- Set tasks
(a) Decide whether each of the following statements agrees with the pathlib tutorial, answering yes or no and quoting the exact words from the tutorial that settle it: (i) The glob function returns only the files or directories that match a pattern. (ii) Files are moved with the pathlib library. (iii) The copy2 function keeps file metadata such as the owner and date modified.
(b) Write out everything in the pathlib tutorial from "moving files around" down to "the shutil library.", swapping "working folder" for "staging folder".

- Text provided
══════════════════════════════
Filtering the contents
Quite often we don’t need to know about all the files in a directory, just the ones we want to work with. Let’s say we only want to look at .txt files.
import pathlib
# define the path
currentDirectory = pathlib.Path('.')
currentPattern = "*.txt"
# get list of files that match the pattern
for currentFile in currentDirectory.glob(currentPattern):
print(currentFile)
In this case, only the .txt files are listed.
Additional functions
So far we’ve seen a few Pathlib related functions.
- Path -> returns a path object in which we can call other functions with (i.e. the 2 below)
- iterdir -> iterates over each item in the directory if Path points to a directory
- glob -> only return files / directories that match the pattern.
A few other interesting ones include
- is_file -> is the object a file
- is_dir -> is the object a dir
- exists -> does the path point to a valid file or dir
- mkdir -> make directory
- rmdir -> remove directory
import pathlib
if pathlib.Path('dest').is_dir():
print('dest is a directory')
In this example, dest actually exists as subdirectory, hence we get a message printed.
moving files around
It could be that we need to move files to different directories. This is usually done when you have a process that resembles something similar to this:
pickup folder -> working folder -> done folder
To move files around, we’ll use the shutil library.
import shutil
shutil.move("meme.txt", "dest/meme.txt")
Another useful function in the shutil
library is copy. Similar to move, this will copy a file to a new location. copy2 will attempt to copy the file, but keep the metadata exactly the same (i.e. owner, date modified etc).
File System - guided exercise
I want to combine my knowledge of dates, reading and writing files plus the new knowledge in this section to solve my next problem. I want to run a script that will list all the files that have changed in the current directory since the last time I ran the script.
Step 1 - try out the stat function
The first step is try our ideas out on a single file. Lets consider the meme.txt as a testcase, and we’ll have a go at using the stat function.
══════════════════════════════
- Records provided
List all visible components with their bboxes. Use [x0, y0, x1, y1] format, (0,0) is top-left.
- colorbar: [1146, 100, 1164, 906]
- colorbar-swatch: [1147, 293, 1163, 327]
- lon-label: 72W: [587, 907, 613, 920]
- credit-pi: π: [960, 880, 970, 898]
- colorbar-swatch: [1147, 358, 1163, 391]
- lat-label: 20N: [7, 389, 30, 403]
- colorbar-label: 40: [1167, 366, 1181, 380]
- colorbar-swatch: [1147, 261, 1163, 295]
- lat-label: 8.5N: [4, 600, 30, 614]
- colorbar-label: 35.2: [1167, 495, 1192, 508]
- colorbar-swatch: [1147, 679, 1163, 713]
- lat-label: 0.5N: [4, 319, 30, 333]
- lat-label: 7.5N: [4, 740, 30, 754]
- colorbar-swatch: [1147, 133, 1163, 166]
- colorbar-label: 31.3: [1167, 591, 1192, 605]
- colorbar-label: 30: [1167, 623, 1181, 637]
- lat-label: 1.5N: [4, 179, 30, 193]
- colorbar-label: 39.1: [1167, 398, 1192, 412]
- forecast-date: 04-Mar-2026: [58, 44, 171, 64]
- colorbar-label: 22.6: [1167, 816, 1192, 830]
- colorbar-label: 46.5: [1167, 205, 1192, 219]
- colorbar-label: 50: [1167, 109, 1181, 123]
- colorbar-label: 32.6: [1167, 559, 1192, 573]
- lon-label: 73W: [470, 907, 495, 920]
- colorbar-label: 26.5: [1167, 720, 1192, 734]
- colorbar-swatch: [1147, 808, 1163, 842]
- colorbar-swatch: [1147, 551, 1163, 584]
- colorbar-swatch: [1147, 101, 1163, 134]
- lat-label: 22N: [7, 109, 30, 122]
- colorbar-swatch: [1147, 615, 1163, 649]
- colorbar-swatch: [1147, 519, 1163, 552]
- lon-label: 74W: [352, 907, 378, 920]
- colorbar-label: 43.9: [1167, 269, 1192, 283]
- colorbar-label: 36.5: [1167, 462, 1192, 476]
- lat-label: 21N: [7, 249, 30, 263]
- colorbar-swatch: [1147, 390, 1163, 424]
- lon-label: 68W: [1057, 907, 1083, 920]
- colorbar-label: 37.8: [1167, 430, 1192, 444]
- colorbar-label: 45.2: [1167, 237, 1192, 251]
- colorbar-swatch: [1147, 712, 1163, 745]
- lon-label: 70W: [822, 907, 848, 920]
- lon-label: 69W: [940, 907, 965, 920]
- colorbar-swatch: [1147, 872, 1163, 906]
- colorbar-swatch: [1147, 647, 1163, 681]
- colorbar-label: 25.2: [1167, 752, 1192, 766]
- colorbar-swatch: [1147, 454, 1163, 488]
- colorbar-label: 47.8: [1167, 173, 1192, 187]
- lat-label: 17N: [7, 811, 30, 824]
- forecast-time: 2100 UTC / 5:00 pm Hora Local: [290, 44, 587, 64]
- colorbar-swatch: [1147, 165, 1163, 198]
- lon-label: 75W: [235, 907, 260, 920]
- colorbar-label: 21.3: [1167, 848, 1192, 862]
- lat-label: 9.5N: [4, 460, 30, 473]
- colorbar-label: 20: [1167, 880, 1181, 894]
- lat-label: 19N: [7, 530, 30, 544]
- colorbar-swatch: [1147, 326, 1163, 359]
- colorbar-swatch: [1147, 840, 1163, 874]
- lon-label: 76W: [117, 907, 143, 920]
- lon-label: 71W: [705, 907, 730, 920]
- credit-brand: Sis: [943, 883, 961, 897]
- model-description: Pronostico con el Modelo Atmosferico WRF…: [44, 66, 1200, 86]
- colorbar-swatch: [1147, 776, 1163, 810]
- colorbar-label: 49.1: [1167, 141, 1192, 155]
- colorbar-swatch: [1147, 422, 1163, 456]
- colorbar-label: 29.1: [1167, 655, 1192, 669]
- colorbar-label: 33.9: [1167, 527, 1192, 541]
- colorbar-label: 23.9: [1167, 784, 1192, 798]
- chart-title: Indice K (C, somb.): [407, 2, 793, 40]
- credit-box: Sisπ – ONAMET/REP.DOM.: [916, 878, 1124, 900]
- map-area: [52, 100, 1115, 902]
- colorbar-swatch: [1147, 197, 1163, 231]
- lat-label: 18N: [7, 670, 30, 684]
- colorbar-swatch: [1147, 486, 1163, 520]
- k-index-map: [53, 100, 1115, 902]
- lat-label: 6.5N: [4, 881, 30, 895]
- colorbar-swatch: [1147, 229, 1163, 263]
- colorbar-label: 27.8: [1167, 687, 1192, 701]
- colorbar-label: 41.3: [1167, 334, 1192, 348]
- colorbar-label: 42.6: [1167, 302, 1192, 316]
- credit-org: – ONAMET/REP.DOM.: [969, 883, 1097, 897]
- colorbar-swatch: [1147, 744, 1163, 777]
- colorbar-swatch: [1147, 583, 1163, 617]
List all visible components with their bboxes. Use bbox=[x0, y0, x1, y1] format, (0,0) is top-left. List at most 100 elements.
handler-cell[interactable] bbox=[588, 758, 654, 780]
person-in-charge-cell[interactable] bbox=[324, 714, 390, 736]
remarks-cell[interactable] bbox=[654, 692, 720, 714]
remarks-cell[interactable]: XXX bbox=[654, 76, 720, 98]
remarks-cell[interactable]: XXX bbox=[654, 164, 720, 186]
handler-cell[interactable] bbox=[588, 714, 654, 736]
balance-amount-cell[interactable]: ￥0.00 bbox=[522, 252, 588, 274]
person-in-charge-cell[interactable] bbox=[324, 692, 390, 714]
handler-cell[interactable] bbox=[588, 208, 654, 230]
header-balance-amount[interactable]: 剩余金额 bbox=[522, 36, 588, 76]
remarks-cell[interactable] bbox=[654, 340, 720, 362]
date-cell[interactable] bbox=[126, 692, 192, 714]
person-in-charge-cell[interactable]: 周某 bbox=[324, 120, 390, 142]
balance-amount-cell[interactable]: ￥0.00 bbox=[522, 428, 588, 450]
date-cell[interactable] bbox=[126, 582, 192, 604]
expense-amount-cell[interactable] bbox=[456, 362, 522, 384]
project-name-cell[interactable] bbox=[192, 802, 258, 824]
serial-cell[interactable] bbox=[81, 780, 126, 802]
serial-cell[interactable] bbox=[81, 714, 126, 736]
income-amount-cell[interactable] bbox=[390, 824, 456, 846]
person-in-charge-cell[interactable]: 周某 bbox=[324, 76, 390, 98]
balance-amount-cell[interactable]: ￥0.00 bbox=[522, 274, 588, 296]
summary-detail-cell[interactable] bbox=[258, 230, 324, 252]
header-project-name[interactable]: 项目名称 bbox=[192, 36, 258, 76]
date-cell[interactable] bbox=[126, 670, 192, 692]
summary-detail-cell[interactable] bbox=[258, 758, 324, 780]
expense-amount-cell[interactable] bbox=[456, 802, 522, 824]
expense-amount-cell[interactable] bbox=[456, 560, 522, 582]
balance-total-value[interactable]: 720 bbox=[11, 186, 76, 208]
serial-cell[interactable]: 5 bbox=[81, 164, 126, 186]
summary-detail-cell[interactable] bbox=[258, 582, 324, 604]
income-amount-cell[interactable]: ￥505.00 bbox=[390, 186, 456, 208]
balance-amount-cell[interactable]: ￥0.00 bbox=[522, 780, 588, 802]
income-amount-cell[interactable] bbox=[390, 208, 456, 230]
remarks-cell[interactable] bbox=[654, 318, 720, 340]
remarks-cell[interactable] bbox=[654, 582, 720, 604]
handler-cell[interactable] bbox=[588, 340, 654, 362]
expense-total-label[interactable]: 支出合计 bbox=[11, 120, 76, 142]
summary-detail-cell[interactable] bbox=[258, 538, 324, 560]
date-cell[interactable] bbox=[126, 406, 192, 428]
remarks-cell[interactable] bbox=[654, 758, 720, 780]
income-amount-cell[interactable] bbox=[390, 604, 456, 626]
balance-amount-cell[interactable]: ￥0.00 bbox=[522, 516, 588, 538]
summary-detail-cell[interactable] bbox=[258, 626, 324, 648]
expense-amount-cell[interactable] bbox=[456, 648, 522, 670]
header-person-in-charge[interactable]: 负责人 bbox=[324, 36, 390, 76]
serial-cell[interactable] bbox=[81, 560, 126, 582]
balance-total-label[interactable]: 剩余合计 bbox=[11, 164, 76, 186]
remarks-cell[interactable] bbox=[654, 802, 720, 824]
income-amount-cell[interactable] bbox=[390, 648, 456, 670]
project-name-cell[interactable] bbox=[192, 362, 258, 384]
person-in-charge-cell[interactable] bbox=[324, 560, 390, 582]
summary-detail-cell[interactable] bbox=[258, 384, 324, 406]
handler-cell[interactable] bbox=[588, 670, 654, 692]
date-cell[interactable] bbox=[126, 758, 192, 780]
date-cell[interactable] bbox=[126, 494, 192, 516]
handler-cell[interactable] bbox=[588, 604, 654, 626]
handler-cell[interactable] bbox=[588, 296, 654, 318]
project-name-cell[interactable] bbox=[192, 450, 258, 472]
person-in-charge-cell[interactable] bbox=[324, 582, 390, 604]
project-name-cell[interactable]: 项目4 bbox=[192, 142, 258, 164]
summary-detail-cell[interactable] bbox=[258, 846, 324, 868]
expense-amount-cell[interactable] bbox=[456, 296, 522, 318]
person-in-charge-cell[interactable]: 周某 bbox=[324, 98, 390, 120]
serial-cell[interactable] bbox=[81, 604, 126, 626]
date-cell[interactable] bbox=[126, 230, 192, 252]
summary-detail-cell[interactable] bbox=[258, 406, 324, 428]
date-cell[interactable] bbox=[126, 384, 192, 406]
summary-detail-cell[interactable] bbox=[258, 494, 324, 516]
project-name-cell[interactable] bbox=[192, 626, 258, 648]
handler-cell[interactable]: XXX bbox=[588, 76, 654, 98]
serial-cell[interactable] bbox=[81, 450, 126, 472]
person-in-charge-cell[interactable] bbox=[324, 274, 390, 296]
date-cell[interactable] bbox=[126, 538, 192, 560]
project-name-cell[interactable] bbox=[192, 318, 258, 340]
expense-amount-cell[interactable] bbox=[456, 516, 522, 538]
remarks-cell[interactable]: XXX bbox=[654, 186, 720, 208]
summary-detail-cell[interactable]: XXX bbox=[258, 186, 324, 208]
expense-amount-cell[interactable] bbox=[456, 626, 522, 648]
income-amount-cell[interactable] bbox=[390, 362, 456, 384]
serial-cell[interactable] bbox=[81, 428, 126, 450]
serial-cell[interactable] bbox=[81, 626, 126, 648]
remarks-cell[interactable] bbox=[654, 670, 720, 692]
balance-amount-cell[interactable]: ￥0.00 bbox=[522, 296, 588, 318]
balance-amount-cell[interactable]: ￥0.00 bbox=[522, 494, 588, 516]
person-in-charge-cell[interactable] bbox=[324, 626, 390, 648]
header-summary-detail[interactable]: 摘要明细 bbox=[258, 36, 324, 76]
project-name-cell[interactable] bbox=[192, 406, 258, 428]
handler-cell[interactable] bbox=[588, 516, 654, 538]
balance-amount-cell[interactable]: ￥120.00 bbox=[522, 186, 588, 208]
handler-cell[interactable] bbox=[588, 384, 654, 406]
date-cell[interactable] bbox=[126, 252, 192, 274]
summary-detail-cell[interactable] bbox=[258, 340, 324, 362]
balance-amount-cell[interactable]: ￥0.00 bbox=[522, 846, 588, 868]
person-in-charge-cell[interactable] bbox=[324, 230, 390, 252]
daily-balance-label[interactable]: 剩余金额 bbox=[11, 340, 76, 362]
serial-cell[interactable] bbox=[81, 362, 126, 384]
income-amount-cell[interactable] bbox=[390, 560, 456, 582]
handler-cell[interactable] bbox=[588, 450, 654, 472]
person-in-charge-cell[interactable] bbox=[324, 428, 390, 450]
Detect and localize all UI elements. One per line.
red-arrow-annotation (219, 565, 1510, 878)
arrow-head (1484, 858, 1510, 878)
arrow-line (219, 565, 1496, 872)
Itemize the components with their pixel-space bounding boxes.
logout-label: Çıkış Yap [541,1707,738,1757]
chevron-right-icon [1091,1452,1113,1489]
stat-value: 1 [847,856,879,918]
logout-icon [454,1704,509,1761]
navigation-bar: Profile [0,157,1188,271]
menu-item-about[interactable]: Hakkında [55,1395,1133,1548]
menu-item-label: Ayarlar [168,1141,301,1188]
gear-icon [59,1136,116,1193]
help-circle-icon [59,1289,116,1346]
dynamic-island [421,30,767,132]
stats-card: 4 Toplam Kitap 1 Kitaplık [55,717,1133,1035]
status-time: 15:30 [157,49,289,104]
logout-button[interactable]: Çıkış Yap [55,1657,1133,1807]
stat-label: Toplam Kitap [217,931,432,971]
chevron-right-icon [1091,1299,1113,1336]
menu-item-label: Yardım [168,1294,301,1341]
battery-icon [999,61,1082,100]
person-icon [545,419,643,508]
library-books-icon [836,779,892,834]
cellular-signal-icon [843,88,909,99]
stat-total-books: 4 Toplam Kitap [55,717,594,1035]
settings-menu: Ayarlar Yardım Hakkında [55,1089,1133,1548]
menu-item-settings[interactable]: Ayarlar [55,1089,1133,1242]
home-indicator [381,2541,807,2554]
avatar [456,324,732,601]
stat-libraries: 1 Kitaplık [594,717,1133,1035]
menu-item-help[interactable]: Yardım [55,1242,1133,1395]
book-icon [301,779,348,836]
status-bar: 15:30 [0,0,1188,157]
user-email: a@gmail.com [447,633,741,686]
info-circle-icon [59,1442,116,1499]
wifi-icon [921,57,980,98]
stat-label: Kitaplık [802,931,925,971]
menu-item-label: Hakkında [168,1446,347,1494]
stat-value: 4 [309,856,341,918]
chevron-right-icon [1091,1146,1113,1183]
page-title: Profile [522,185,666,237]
══════════════════════════════
- Expected outputs
(a)
(i) Yes: "glob -> only return files / directories that match the pattern."
(ii) No: "To move files around, we’ll use the shutil library."
(iii) Yes: "copy2 will attempt to copy the file, but keep the metadata exactly the same (i.e. owner, date modified etc)."

(b)
moving files around
It could be that we need to move files to different directories. This is usually done when you have a process that resembles something similar to this:
pickup folder -> staging folder -> done folder
To move files around, we’ll use the shutil library.